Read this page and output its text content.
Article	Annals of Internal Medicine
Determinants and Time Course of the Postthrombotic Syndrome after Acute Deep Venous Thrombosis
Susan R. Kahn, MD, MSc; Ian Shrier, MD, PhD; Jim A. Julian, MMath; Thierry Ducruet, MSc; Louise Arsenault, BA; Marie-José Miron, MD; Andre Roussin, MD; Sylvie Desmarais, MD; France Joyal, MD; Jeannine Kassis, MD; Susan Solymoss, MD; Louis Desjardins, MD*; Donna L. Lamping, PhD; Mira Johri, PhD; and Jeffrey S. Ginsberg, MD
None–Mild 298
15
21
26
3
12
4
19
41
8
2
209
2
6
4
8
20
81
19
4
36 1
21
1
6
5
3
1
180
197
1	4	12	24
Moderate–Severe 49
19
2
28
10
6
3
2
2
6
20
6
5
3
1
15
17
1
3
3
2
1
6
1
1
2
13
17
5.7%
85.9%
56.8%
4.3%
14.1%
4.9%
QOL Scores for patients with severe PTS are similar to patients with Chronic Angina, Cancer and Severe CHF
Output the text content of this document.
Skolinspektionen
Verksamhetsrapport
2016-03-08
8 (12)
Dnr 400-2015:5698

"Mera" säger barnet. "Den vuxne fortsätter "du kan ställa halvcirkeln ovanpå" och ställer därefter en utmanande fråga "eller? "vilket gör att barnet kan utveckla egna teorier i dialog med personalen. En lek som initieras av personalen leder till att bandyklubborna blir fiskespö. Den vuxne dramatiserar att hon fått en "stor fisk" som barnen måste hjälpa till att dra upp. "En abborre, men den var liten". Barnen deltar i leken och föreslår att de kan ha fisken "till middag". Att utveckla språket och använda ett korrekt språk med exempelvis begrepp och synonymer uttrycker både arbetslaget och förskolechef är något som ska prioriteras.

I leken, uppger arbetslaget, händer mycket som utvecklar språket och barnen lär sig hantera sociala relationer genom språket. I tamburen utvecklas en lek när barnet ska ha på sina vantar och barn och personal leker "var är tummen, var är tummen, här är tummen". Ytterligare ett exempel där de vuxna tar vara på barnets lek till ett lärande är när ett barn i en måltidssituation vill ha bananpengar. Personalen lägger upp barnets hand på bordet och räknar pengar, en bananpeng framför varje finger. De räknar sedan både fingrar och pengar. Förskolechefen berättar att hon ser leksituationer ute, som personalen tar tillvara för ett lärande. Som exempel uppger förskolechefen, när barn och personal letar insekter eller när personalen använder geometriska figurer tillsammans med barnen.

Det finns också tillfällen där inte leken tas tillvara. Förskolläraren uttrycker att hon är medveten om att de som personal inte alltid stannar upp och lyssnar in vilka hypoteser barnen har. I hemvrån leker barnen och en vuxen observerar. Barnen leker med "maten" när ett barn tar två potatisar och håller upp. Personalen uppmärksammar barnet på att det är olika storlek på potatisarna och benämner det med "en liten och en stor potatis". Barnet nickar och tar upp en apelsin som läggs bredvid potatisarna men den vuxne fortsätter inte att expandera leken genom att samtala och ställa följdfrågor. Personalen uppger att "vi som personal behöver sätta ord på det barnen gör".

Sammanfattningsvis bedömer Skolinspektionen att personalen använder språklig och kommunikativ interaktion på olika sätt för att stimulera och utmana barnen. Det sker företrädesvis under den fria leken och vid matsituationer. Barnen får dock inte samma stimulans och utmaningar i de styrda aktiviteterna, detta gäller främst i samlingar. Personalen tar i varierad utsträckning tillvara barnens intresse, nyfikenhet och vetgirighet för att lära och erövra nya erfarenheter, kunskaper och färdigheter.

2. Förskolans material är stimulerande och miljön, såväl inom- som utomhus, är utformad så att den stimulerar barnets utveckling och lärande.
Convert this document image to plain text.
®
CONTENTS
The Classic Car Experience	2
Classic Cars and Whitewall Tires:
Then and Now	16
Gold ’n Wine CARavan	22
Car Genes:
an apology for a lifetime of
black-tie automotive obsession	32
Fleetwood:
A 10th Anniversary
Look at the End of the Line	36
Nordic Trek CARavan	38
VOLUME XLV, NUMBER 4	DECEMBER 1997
*****
* [What is expected] Would it be possible to reproduce all the entries exactly as they appear above?

* [Result below]
Read this page and output its text content.
Article	Annals of Internal Medicine
Determinants and Time Course of the Postthrombotic Syndrome after Acute Deep Venous Thrombosis
Susan R. Kahn, MD, MSc; Ian Shrier, MD, PhD; Jim A. Julian, MMath; Thierry Ducruet, MSc; Louise Arsenault, BA; Marie-José Miron, MD; Andre Roussin, MD; Sylvie Desmarais, MD; France Joyal, MD; Jeannine Kassis, MD; Susan Solymoss, MD; Louis Desjardins, MD*; Donna L. Lamping, PhD; Mira Johri, PhD; and Jeffrey S. Ginsberg, MD
None–Mild 298
15
21
26
3
12
4
19
41
8
2
209
2
6
4
8
20
81
19
4
36 1
21
1
6
5
3
1
180
197
1	4	12	24
Moderate–Severe 49
19
2
28
10
6
3
2
2
6
20
6
5
3
1
15
17
1
3
3
2
1
6
1
1
2
13
17
5.7%
85.9%
56.8%
4.3%
14.1%
4.9%
QOL Scores for patients with severe PTS are similar to patients with Chronic Angina, Cancer and Severe CHF
Output the text content of this document.
Skolinspektionen
Verksamhetsrapport
2016-03-08
8 (12)
Dnr 400-2015:5698

"Mera" säger barnet. "Den vuxne fortsätter "du kan ställa halvcirkeln ovanpå" och ställer därefter en utmanande fråga "eller? "vilket gör att barnet kan utveckla egna teorier i dialog med personalen. En lek som initieras av personalen leder till att bandyklubborna blir fiskespö. Den vuxne dramatiserar att hon fått en "stor fisk" som barnen måste hjälpa till att dra upp. "En abborre, men den var liten". Barnen deltar i leken och föreslår att de kan ha fisken "till middag". Att utveckla språket och använda ett korrekt språk med exempelvis begrepp och synonymer uttrycker både arbetslaget och förskolechef är något som ska prioriteras.

I leken, uppger arbetslaget, händer mycket som utvecklar språket och barnen lär sig hantera sociala relationer genom språket. I tamburen utvecklas en lek när barnet ska ha på sina vantar och barn och personal leker "var är tummen, var är tummen, här är tummen". Ytterligare ett exempel där de vuxna tar vara på barnets lek till ett lärande är när ett barn i en måltidssituation vill ha bananpengar. Personalen lägger upp barnets hand på bordet och räknar pengar, en bananpeng framför varje finger. De räknar sedan både fingrar och pengar. Förskolechefen berättar att hon ser leksituationer ute, som personalen tar tillvara för ett lärande. Som exempel uppger förskolechefen, när barn och personal letar insekter eller när personalen använder geometriska figurer tillsammans med barnen.

Det finns också tillfällen där inte leken tas tillvara. Förskolläraren uttrycker att hon är medveten om att de som personal inte alltid stannar upp och lyssnar in vilka hypoteser barnen har. I hemvrån leker barnen och en vuxen observerar. Barnen leker med "maten" när ett barn tar två potatisar och håller upp. Personalen uppmärksammar barnet på att det är olika storlek på potatisarna och benämner det med "en liten och en stor potatis". Barnet nickar och tar upp en apelsin som läggs bredvid potatisarna men den vuxne fortsätter inte att expandera leken genom att samtala och ställa följdfrågor. Personalen uppger att "vi som personal behöver sätta ord på det barnen gör".

Sammanfattningsvis bedömer Skolinspektionen att personalen använder språklig och kommunikativ interaktion på olika sätt för att stimulera och utmana barnen. Det sker företrädesvis under den fria leken och vid matsituationer. Barnen får dock inte samma stimulans och utmaningar i de styrda aktiviteterna, detta gäller främst i samlingar. Personalen tar i varierad utsträckning tillvara barnens intresse, nyfikenhet och vetgirighet för att lära och erövra nya erfarenheter, kunskaper och färdigheter.

2. Förskolans material är stimulerande och miljön, såväl inom- som utomhus, är utformad så att den stimulerar barnets utveckling och lärande.
Convert this document image to plain text.
®
CONTENTS
The Classic Car Experience	2
Classic Cars and Whitewall Tires:
Then and Now	16
Gold ’n Wine CARavan	22
Car Genes:
an apology for a lifetime of
black-tie automotive obsession	32
Fleetwood:
A 10th Anniversary
Look at the End of the Line	36
Nordic Trek CARavan	38
VOLUME XLV, NUMBER 4	DECEMBER 1997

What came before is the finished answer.